You may recall that Basho, coming across an abandoned baby on one of his journeys, just passed it by without so much as give it a cuddle or spare it some of his meagre food. The important point here is that he was full of compassion on the baby. Therefore, it is wrong to blame Basho for lacking in the normal human sympathy or empathy. He was merely detached as a true haiku poet from what is going on in the world.
This pauses a difficult question to a modern haiku poet outside Japan who has no Japanese sensibility or religious inkling. He or she might well ask what is the point of haiku if its author cannot be the very person who is the architect of a particular event or at least someone who is involved in it and writes haiku in that capacity. This in fact is a very good question the answer to which would determine the fundamental stance of a haiku writer in the 21st century and even beyond. It would also influence the familiar polemic over whether or not “self” should be allowed to enter a particular haiku poem. Detachment is different from the lack of self.
I suspect few outside Japan talk about the sense of detachment in haiku. You may well be told about it for the first time in this Editorial. It constitutes part of the essence that makes haiku what it is. The lack of appreciation of this important point may partly have caused the difficulty in understanding the so-called haiku spirit, which is “given” for most Japanese haijin.
I am not saying that every haiku poet should abide by old Japanese rules and conventions. What I am saying is that he or she should learn them first, making them their starting point and more crucially a guiding spirit in their long haiku journey, and proceed on to develop their skills and originality on the basis of them. Then, and only then, their haiku can acquire depth, relevance and universality, plus golden treasure, i.e. limitless possibility of creating new haiku.
Otherwise, they would remain superficial, un-haiku-like, irrelevant and dogmatic. If one tries to do the same by following rules and conventions of other countries than Japan one might as well call the resulting product something else than haiku, there being no point in calling it such. The highest one can hope to reach that way would only be the second best, and very rarely at that.
If and when one obtains the golden treasure mentioned above new rules and conventions would naturally follow the very best haiku poems as they gradually spread across wider haiku circle. What seem to have happened more often than not is the reverse, i.e. someone creates new rules and conventions for whatever reason and imposes them on others, regardless of the quality of haiku thus created. The New Year can be a good point to start something new. Why not start implementing the suggestion contained in this greeting?

-- Task a --
Please copy the records from their start down to the line containing "highlight-box — [668, 108, 903, 230]", keeping both ends.
The records that follow are unrelated to the editorial on haiku.

[Records]
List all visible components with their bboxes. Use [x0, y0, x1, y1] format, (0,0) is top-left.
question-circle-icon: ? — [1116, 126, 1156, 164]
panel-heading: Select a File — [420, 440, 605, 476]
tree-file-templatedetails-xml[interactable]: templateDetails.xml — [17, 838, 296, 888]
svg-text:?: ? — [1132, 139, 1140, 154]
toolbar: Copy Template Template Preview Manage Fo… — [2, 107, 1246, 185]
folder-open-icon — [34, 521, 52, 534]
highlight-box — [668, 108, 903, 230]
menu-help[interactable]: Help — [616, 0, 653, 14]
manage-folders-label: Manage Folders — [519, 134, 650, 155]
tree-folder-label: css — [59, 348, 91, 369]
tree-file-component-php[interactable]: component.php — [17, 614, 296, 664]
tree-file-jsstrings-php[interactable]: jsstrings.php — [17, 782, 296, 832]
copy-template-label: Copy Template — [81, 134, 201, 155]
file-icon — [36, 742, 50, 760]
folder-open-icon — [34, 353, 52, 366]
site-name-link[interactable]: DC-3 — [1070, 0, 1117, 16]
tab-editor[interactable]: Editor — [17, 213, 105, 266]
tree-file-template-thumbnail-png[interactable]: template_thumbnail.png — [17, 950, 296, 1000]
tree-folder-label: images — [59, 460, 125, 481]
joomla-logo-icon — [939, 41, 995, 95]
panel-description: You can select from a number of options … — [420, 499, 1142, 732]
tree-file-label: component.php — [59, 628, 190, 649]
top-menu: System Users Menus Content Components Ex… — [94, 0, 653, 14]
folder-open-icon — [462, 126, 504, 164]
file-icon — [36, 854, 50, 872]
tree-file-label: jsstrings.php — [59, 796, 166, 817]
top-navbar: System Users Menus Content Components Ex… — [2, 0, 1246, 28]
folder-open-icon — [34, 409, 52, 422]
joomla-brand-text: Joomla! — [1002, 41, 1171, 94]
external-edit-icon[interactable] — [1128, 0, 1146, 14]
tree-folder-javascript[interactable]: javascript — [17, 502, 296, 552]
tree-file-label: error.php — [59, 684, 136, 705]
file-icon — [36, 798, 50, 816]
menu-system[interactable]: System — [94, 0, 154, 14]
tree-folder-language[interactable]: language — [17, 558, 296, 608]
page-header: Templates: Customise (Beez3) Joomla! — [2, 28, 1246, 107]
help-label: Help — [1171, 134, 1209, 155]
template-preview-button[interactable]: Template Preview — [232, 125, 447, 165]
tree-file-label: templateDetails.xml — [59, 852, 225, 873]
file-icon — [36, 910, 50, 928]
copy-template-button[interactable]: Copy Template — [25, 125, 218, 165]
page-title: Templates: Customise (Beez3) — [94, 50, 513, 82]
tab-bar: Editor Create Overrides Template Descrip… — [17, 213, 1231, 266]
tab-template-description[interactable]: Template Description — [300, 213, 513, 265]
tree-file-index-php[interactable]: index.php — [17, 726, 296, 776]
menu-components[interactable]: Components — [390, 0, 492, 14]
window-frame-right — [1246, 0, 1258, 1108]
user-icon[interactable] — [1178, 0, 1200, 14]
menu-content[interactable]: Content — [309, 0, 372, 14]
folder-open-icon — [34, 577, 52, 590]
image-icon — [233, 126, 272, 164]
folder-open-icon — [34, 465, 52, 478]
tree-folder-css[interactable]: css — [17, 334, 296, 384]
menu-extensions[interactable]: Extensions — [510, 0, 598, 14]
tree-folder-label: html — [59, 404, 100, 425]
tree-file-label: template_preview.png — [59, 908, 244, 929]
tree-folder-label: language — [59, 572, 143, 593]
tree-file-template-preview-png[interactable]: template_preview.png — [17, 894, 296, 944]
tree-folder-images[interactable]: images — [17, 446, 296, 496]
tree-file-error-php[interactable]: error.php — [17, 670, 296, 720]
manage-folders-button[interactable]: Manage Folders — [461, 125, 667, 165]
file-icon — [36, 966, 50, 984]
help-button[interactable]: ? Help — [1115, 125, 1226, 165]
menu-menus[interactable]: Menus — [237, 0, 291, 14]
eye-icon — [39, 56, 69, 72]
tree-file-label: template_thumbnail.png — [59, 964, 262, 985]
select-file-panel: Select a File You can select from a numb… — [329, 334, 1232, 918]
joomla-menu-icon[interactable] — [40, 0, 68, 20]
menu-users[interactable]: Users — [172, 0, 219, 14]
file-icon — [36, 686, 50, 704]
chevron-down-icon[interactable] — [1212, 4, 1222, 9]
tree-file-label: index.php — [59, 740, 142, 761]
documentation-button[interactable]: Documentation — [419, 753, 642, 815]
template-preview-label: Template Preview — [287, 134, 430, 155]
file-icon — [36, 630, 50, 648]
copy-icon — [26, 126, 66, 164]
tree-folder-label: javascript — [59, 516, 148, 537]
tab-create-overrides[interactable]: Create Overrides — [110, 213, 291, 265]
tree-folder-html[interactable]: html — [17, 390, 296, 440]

-- Task b --
Decide whether each statement agrees with the editorial on haiku, answering yes or no and quoting the decisive words: (i) detachment is the same as the lack of self; (ii) Basho was full of compassion on the abandoned baby; (iii) the New Year can be a good point to start something new.

-- Problem solution a --
List all visible components with their bboxes. Use [x0, y0, x1, y1] format, (0,0) is top-left.
question-circle-icon: ? — [1116, 126, 1156, 164]
panel-heading: Select a File — [420, 440, 605, 476]
tree-file-templatedetails-xml[interactable]: templateDetails.xml — [17, 838, 296, 888]
svg-text:?: ? — [1132, 139, 1140, 154]
toolbar: Copy Template Template Preview Manage Fo… — [2, 107, 1246, 185]
folder-open-icon — [34, 521, 52, 534]
highlight-box — [668, 108, 903, 230]

-- Problem solution b --
(i) No: "Detachment is different from the lack of self."
(ii) Yes: "he was full of compassion on the baby."
(iii) Yes: "The New Year can be a good point to start something new."